=== What is needed ===
Write out the data again exactly, skipping every picture.

=== The records ===

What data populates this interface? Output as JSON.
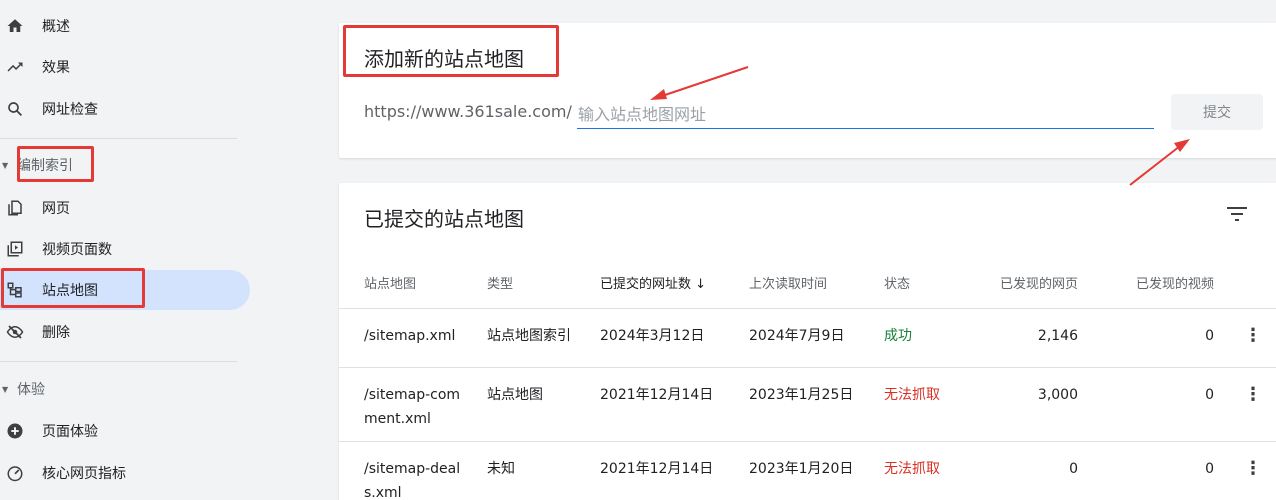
{
  "sidebar": {
    "items_top": [
      {
        "label": "概述",
        "icon": "home-icon"
      },
      {
        "label": "效果",
        "icon": "trending-up-icon"
      },
      {
        "label": "网址检查",
        "icon": "search-icon"
      }
    ],
    "section_index": {
      "label": "编制索引",
      "items": [
        {
          "label": "网页",
          "icon": "pages-icon"
        },
        {
          "label": "视频页面数",
          "icon": "video-pages-icon"
        },
        {
          "label": "站点地图",
          "icon": "sitemap-icon",
          "active": true
        },
        {
          "label": "删除",
          "icon": "visibility-off-icon"
        }
      ]
    },
    "section_experience": {
      "label": "体验",
      "items": [
        {
          "label": "页面体验",
          "icon": "add-circle-icon"
        },
        {
          "label": "核心网页指标",
          "icon": "speed-gauge-icon"
        }
      ]
    }
  },
  "add_sitemap": {
    "title": "添加新的站点地图",
    "url_prefix": "https://www.361sale.com/",
    "input_placeholder": "输入站点地图网址",
    "submit_label": "提交"
  },
  "submitted": {
    "title": "已提交的站点地图",
    "columns": [
      "站点地图",
      "类型",
      "已提交的网址数",
      "上次读取时间",
      "状态",
      "已发现的网页",
      "已发现的视频"
    ],
    "sort_indicator": "↓",
    "rows": [
      {
        "sitemap": "/sitemap.xml",
        "type": "站点地图索引",
        "submitted": "2024年3月12日",
        "last_read": "2024年7月9日",
        "status": "成功",
        "status_kind": "ok",
        "pages": "2,146",
        "videos": "0"
      },
      {
        "sitemap": "/sitemap-comment.xml",
        "type": "站点地图",
        "submitted": "2021年12月14日",
        "last_read": "2023年1月25日",
        "status": "无法抓取",
        "status_kind": "error",
        "pages": "3,000",
        "videos": "0"
      },
      {
        "sitemap": "/sitemap-deals.xml",
        "type": "未知",
        "submitted": "2021年12月14日",
        "last_read": "2023年1月20日",
        "status": "无法抓取",
        "status_kind": "error",
        "pages": "0",
        "videos": "0"
      }
    ]
  },
  "colors": {
    "accent": "#1a73e8",
    "success": "#188038",
    "error": "#d93025",
    "annotation": "#e53935",
    "active_nav": "#d3e3fd"
  }
}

=== Reply ===
What data populates this interface? Output as JSON.
{
  "sidebar": {
    "items_top": [
      {
        "label": "概述",
        "icon": "home-icon"
      },
      {
        "label": "效果",
        "icon": "trending-up-icon"
      },
      {
        "label": "网址检查",
        "icon": "search-icon"
      }
    ],
    "section_index": {
      "label": "编制索引",
      "items": [
        {
          "label": "网页",
          "icon": "pages-icon"
        },
        {
          "label": "视频页面数",
          "icon": "video-pages-icon"
        },
        {
          "label": "站点地图",
          "icon": "sitemap-icon",
          "active": true
        },
        {
          "label": "删除",
          "icon": "visibility-off-icon"
        }
      ]
    },
    "section_experience": {
      "label": "体验",
      "items": [
        {
          "label": "页面体验",
          "icon": "add-circle-icon"
        },
        {
          "label": "核心网页指标",
          "icon": "speed-gauge-icon"
        }
      ]
    }
  },
  "add_sitemap": {
    "title": "添加新的站点地图",
    "url_prefix": "https://www.361sale.com/",
    "input_placeholder": "输入站点地图网址",
    "submit_label": "提交"
  },
  "submitted": {
    "title": "已提交的站点地图",
    "columns": [
      "站点地图",
      "类型",
      "已提交的网址数",
      "上次读取时间",
      "状态",
      "已发现的网页",
      "已发现的视频"
    ],
    "sort_indicator": "↓",
    "rows": [
      {
        "sitemap": "/sitemap.xml",
        "type": "站点地图索引",
        "submitted": "2024年3月12日",
        "last_read": "2024年7月9日",
        "status": "成功",
        "status_kind": "ok",
        "pages": "2,146",
        "videos": "0"
      },
      {
        "sitemap": "/sitemap-comment.xml",
        "type": "站点地图",
        "submitted": "2021年12月14日",
        "last_read": "2023年1月25日",
        "status": "无法抓取",
        "status_kind": "error",
        "pages": "3,000",
        "videos": "0"
      },
      {
        "sitemap": "/sitemap-deals.xml",
        "type": "未知",
        "submitted": "2021年12月14日",
        "last_read": "2023年1月20日",
        "status": "无法抓取",
        "status_kind": "error",
        "pages": "0",
        "videos": "0"
      }
    ]
  },
  "colors": {
    "accent": "#1a73e8",
    "success": "#188038",
    "error": "#d93025",
    "annotation": "#e53935",
    "active_nav": "#d3e3fd"
  }
}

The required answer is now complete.